Figure collection entries
^^^^^^^^^^^^^^^^

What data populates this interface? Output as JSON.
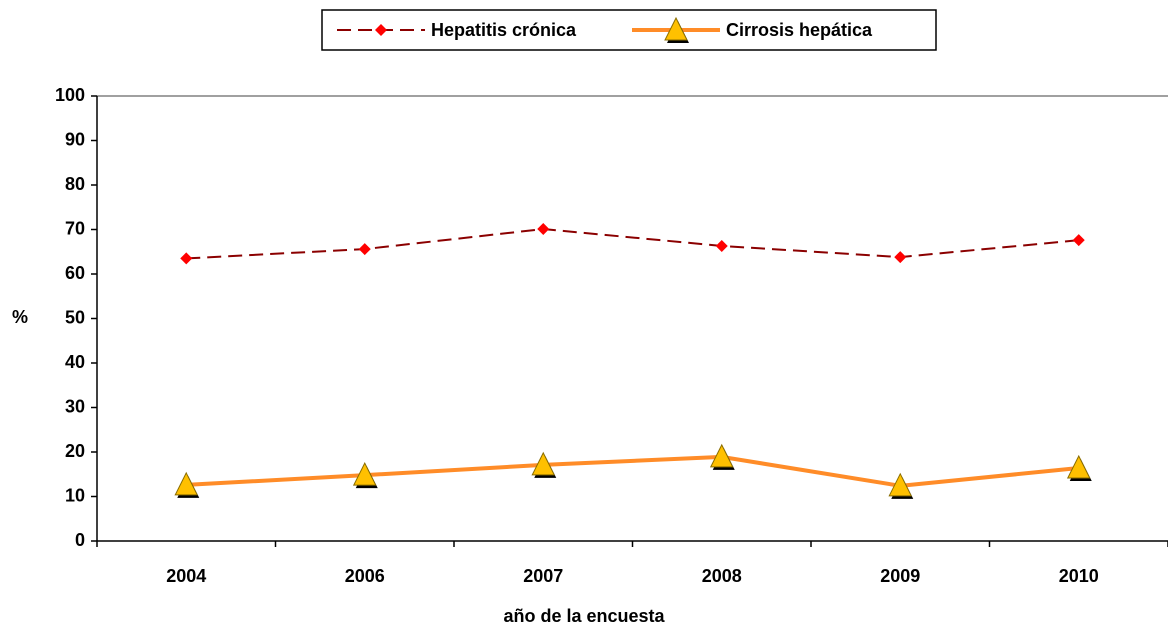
{
  "chart_data": {
    "type": "line",
    "x_label": "año de la encuesta",
    "y_label": "%",
    "categories": [
      "2004",
      "2006",
      "2007",
      "2008",
      "2009",
      "2010"
    ],
    "series": [
      {
        "name": "Hepatitis crónica",
        "color": "#8b0000",
        "marker_color": "#ff0000",
        "values": [
          63.5,
          65.6,
          70.1,
          66.3,
          63.8,
          67.6
        ]
      },
      {
        "name": "Cirrosis hepática",
        "color": "#ff8c28",
        "marker_color": "#ffc000",
        "values": [
          12.6,
          14.8,
          17.1,
          18.9,
          12.4,
          16.4
        ]
      }
    ],
    "ylim": [
      0,
      100
    ],
    "yticks": [
      0,
      10,
      20,
      30,
      40,
      50,
      60,
      70,
      80,
      90,
      100
    ],
    "grid": false
  }
}
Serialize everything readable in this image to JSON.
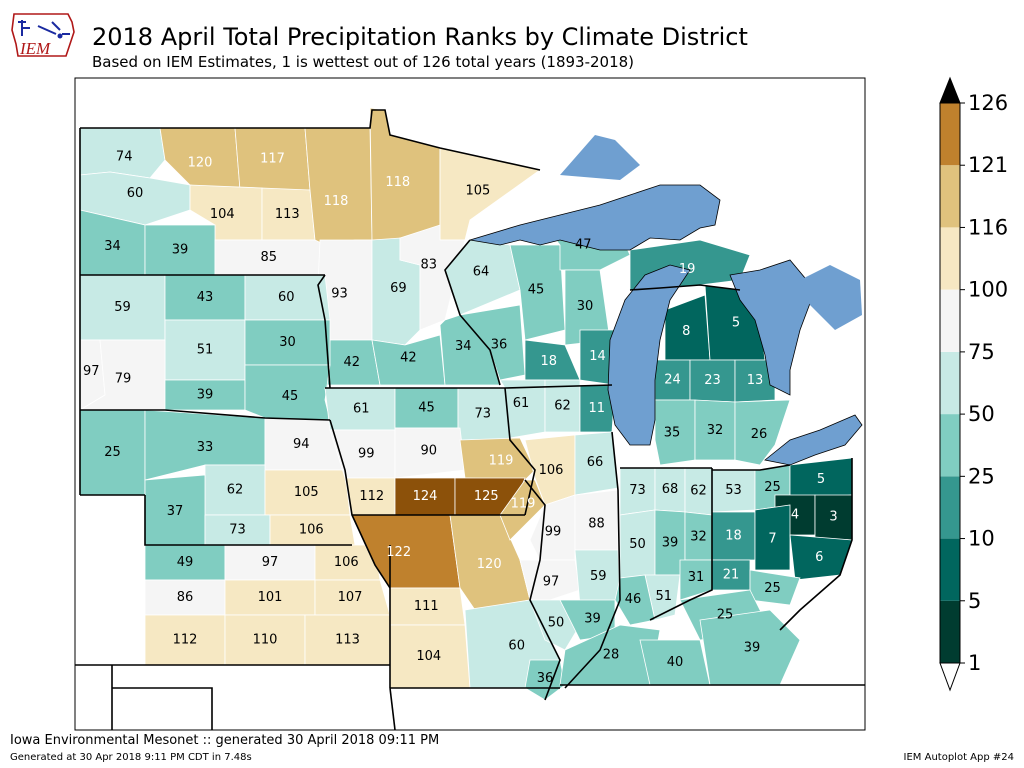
{
  "header": {
    "logo_text": "IEM",
    "title": "2018 April Total Precipitation Ranks by Climate District",
    "subtitle": "Based on IEM Estimates, 1 is wettest out of 126 total years (1893-2018)"
  },
  "footer": {
    "source": "Iowa Environmental Mesonet :: generated 30 April 2018 09:11 PM",
    "generated": "Generated at 30 Apr 2018 9:11 PM CDT in 7.48s",
    "app": "IEM Autoplot App #24"
  },
  "colors": {
    "lake": "#6f9fd0",
    "border": "#000000",
    "bins": [
      "#003c30",
      "#01665e",
      "#35978f",
      "#80cdc1",
      "#c7eae5",
      "#f5f5f5",
      "#f6e8c3",
      "#dfc27d",
      "#bf812d",
      "#8c510a",
      "#543005"
    ]
  },
  "colorbar": {
    "ticks": [
      "1",
      "5",
      "10",
      "25",
      "50",
      "75",
      "100",
      "116",
      "121",
      "126"
    ],
    "extend": "both"
  },
  "districts": [
    {
      "state": "ND",
      "rank": 74
    },
    {
      "state": "ND",
      "rank": 120
    },
    {
      "state": "ND",
      "rank": 117
    },
    {
      "state": "ND",
      "rank": 60
    },
    {
      "state": "ND",
      "rank": 104
    },
    {
      "state": "ND",
      "rank": 113
    },
    {
      "state": "ND",
      "rank": 34
    },
    {
      "state": "ND",
      "rank": 39
    },
    {
      "state": "ND",
      "rank": 85
    },
    {
      "state": "MN",
      "rank": 118
    },
    {
      "state": "MN",
      "rank": 118
    },
    {
      "state": "MN",
      "rank": 105
    },
    {
      "state": "MN",
      "rank": 93
    },
    {
      "state": "MN",
      "rank": 69
    },
    {
      "state": "MN",
      "rank": 83
    },
    {
      "state": "MN",
      "rank": 42
    },
    {
      "state": "MN",
      "rank": 42
    },
    {
      "state": "MN",
      "rank": 34
    },
    {
      "state": "SD",
      "rank": 59
    },
    {
      "state": "SD",
      "rank": 43
    },
    {
      "state": "SD",
      "rank": 60
    },
    {
      "state": "SD",
      "rank": 51
    },
    {
      "state": "SD",
      "rank": 30
    },
    {
      "state": "SD",
      "rank": 97
    },
    {
      "state": "SD",
      "rank": 79
    },
    {
      "state": "SD",
      "rank": 39
    },
    {
      "state": "SD",
      "rank": 45
    },
    {
      "state": "NE",
      "rank": 25
    },
    {
      "state": "NE",
      "rank": 33
    },
    {
      "state": "NE",
      "rank": 94
    },
    {
      "state": "NE",
      "rank": 62
    },
    {
      "state": "NE",
      "rank": 105
    },
    {
      "state": "NE",
      "rank": 37
    },
    {
      "state": "NE",
      "rank": 73
    },
    {
      "state": "NE",
      "rank": 106
    },
    {
      "state": "KS",
      "rank": 49
    },
    {
      "state": "KS",
      "rank": 97
    },
    {
      "state": "KS",
      "rank": 106
    },
    {
      "state": "KS",
      "rank": 86
    },
    {
      "state": "KS",
      "rank": 101
    },
    {
      "state": "KS",
      "rank": 107
    },
    {
      "state": "KS",
      "rank": 112
    },
    {
      "state": "KS",
      "rank": 110
    },
    {
      "state": "KS",
      "rank": 113
    },
    {
      "state": "IA",
      "rank": 61
    },
    {
      "state": "IA",
      "rank": 45
    },
    {
      "state": "IA",
      "rank": 73
    },
    {
      "state": "IA",
      "rank": 99
    },
    {
      "state": "IA",
      "rank": 90
    },
    {
      "state": "IA",
      "rank": 119
    },
    {
      "state": "IA",
      "rank": 112
    },
    {
      "state": "IA",
      "rank": 124
    },
    {
      "state": "IA",
      "rank": 125
    },
    {
      "state": "MO",
      "rank": 122
    },
    {
      "state": "MO",
      "rank": 120
    },
    {
      "state": "MO",
      "rank": 119
    },
    {
      "state": "MO",
      "rank": 111
    },
    {
      "state": "MO",
      "rank": 104
    },
    {
      "state": "MO",
      "rank": 60
    },
    {
      "state": "WI",
      "rank": 64
    },
    {
      "state": "WI",
      "rank": 45
    },
    {
      "state": "WI",
      "rank": 47
    },
    {
      "state": "WI",
      "rank": 30
    },
    {
      "state": "WI",
      "rank": 36
    },
    {
      "state": "WI",
      "rank": 18
    },
    {
      "state": "WI",
      "rank": 14
    },
    {
      "state": "WI",
      "rank": 61
    },
    {
      "state": "WI",
      "rank": 62
    },
    {
      "state": "WI",
      "rank": 11
    },
    {
      "state": "IL",
      "rank": 106
    },
    {
      "state": "IL",
      "rank": 66
    },
    {
      "state": "IL",
      "rank": 99
    },
    {
      "state": "IL",
      "rank": 88
    },
    {
      "state": "IL",
      "rank": 97
    },
    {
      "state": "IL",
      "rank": 59
    },
    {
      "state": "IL",
      "rank": 50
    },
    {
      "state": "IL",
      "rank": 39
    },
    {
      "state": "IL",
      "rank": 36
    },
    {
      "state": "MI",
      "rank": 19
    },
    {
      "state": "MI",
      "rank": 8
    },
    {
      "state": "MI",
      "rank": 5
    },
    {
      "state": "MI",
      "rank": 24
    },
    {
      "state": "MI",
      "rank": 23
    },
    {
      "state": "MI",
      "rank": 13
    },
    {
      "state": "MI",
      "rank": 35
    },
    {
      "state": "MI",
      "rank": 32
    },
    {
      "state": "MI",
      "rank": 26
    },
    {
      "state": "IN",
      "rank": 73
    },
    {
      "state": "IN",
      "rank": 68
    },
    {
      "state": "IN",
      "rank": 62
    },
    {
      "state": "IN",
      "rank": 50
    },
    {
      "state": "IN",
      "rank": 39
    },
    {
      "state": "IN",
      "rank": 32
    },
    {
      "state": "IN",
      "rank": 51
    },
    {
      "state": "IN",
      "rank": 31
    },
    {
      "state": "IN",
      "rank": 46
    },
    {
      "state": "OH",
      "rank": 53
    },
    {
      "state": "OH",
      "rank": 25
    },
    {
      "state": "OH",
      "rank": 5
    },
    {
      "state": "OH",
      "rank": 4
    },
    {
      "state": "OH",
      "rank": 3
    },
    {
      "state": "OH",
      "rank": 18
    },
    {
      "state": "OH",
      "rank": 7
    },
    {
      "state": "OH",
      "rank": 6
    },
    {
      "state": "OH",
      "rank": 21
    },
    {
      "state": "OH",
      "rank": 25
    },
    {
      "state": "KY",
      "rank": 25
    },
    {
      "state": "KY",
      "rank": 28
    },
    {
      "state": "KY",
      "rank": 40
    },
    {
      "state": "KY",
      "rank": 39
    }
  ]
}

^^^^^^^^^^^^^^^^

To be done ->
Find the string "name" in the records, then copy each line where it occurs.

Result of the task ->
        "name": "Hepatitis crónica",
        "name": "Cirrosis hepática",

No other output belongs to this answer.